Search the records that follow and extract every line containing the string "median".

## Begin

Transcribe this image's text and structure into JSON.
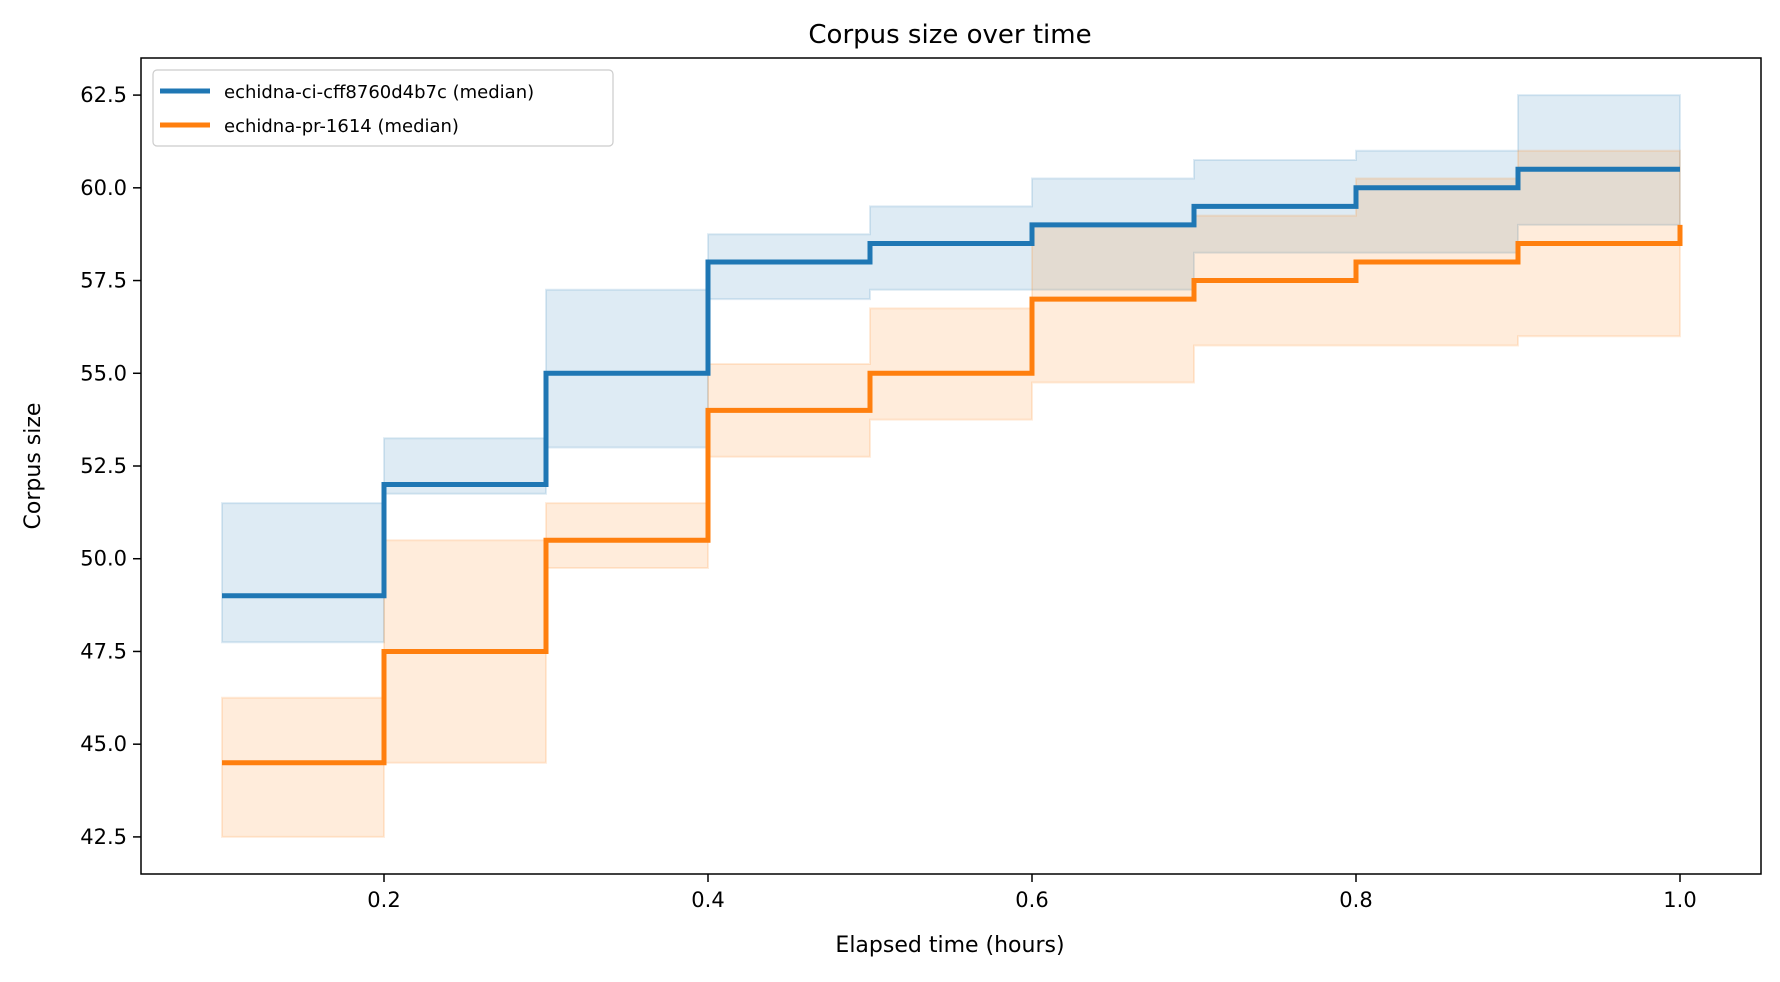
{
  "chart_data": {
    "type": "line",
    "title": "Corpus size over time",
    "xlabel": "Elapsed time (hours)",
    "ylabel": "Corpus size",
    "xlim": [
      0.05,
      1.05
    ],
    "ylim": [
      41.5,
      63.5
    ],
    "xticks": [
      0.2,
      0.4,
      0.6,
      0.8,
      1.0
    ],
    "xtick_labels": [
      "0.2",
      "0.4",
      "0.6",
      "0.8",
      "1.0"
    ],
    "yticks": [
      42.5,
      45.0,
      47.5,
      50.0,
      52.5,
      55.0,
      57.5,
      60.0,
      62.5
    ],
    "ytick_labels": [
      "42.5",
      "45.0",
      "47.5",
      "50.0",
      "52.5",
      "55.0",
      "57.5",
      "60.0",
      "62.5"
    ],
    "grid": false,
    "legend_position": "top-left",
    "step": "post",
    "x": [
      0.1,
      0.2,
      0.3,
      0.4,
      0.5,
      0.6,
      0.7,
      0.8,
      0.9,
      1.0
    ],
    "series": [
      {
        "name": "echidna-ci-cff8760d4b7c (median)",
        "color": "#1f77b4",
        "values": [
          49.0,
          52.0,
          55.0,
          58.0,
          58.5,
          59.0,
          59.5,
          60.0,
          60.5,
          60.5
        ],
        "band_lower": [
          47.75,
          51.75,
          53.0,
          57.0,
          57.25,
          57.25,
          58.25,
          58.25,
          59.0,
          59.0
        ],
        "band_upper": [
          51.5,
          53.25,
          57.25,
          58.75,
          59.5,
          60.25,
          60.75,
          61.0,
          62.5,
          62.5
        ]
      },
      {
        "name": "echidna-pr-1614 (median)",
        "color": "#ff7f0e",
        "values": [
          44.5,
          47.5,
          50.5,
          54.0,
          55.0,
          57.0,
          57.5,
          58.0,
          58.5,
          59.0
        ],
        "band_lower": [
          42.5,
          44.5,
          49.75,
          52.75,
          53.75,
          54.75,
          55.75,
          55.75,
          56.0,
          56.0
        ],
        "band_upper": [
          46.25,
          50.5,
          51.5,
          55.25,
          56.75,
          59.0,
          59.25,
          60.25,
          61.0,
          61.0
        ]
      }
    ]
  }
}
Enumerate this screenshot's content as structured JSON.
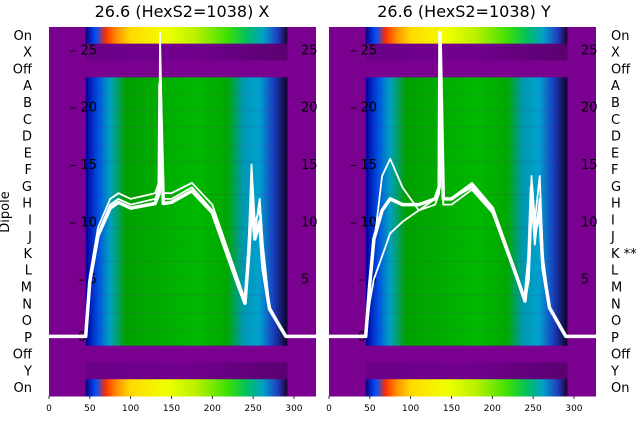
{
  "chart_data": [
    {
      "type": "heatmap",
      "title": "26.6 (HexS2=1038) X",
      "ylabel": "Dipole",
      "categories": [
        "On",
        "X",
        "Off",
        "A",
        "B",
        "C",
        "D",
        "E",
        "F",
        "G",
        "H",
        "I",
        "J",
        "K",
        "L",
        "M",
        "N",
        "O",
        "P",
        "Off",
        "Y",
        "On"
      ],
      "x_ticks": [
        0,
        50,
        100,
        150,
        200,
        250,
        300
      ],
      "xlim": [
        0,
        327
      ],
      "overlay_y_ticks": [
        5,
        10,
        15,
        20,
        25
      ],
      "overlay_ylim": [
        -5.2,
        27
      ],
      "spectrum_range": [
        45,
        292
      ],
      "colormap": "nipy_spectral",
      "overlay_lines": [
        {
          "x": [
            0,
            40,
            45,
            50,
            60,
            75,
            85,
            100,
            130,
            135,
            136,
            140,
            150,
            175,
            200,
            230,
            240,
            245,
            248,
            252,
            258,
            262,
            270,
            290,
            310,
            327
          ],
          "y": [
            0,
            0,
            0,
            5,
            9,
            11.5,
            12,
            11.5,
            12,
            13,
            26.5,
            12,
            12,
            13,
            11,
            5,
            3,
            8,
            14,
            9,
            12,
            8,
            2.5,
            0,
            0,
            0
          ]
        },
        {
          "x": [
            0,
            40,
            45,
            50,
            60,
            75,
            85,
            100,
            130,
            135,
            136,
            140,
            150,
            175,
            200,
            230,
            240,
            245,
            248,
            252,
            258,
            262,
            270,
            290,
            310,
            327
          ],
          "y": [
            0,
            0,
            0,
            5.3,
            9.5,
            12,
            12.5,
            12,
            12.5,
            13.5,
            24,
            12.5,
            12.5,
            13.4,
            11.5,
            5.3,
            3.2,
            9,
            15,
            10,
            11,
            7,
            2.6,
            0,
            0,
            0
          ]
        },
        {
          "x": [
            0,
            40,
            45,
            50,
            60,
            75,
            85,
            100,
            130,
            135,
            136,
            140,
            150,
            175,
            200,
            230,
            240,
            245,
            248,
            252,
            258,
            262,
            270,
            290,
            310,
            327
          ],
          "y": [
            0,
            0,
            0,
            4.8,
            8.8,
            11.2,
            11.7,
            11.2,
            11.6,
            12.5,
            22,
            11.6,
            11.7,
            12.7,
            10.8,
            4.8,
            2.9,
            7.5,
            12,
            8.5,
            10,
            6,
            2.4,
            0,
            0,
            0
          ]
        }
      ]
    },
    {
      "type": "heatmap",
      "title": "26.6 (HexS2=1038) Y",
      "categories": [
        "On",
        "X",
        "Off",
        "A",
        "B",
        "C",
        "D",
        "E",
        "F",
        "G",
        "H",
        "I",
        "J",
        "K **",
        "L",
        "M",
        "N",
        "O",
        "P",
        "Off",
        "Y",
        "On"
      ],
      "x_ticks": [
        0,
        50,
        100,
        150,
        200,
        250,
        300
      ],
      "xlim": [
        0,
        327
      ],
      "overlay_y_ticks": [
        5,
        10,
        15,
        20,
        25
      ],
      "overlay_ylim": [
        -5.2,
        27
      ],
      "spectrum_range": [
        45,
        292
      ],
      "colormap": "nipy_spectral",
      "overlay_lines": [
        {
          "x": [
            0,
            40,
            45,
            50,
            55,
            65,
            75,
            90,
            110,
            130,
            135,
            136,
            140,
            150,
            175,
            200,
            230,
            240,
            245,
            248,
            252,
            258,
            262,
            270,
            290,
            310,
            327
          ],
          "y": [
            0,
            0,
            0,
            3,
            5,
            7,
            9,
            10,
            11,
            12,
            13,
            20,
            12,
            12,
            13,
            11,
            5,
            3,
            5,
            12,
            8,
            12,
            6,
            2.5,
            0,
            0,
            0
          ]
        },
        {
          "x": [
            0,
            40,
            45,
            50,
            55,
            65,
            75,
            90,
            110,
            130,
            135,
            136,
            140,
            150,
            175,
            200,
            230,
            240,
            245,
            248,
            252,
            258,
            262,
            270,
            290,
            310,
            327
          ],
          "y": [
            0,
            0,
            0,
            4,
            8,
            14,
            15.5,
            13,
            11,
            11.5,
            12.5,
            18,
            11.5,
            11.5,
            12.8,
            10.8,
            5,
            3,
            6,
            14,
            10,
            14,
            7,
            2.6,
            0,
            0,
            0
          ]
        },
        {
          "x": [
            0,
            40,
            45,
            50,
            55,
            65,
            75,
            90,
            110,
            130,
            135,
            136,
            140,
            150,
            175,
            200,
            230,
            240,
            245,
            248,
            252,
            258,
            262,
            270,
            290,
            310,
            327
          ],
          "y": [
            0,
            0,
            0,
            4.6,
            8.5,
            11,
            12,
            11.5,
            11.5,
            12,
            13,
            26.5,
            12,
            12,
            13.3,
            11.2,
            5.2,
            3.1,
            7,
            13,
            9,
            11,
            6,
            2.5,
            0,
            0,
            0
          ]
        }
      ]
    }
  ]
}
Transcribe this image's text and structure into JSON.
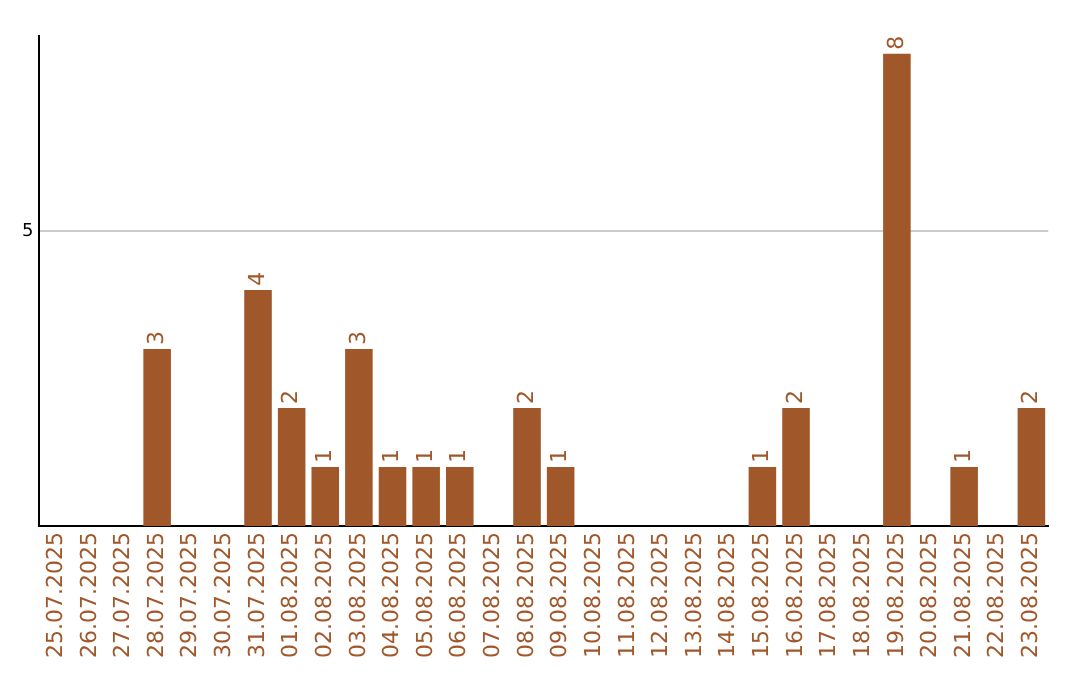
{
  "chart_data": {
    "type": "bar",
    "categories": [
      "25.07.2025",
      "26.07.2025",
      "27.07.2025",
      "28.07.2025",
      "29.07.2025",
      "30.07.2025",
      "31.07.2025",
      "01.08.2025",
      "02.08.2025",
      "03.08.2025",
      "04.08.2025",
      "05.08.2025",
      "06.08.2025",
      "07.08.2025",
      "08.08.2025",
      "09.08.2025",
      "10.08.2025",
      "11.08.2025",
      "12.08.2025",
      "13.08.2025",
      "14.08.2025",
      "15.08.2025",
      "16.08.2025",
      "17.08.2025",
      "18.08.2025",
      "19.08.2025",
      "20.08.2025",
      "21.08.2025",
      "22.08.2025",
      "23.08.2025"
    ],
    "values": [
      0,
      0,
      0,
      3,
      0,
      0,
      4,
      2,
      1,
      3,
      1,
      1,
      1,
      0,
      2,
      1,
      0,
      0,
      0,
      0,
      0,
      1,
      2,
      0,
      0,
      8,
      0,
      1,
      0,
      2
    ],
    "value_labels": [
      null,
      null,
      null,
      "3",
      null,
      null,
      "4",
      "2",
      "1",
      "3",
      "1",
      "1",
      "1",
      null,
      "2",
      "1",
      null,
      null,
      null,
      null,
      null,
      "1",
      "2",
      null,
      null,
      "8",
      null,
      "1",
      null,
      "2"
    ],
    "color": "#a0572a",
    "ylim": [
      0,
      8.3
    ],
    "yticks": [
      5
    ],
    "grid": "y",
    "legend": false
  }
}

## End

● FINISHED ANSWER:
        "name": "echidna-ci-cff8760d4b7c (median)",
        "name": "echidna-pr-1614 (median)",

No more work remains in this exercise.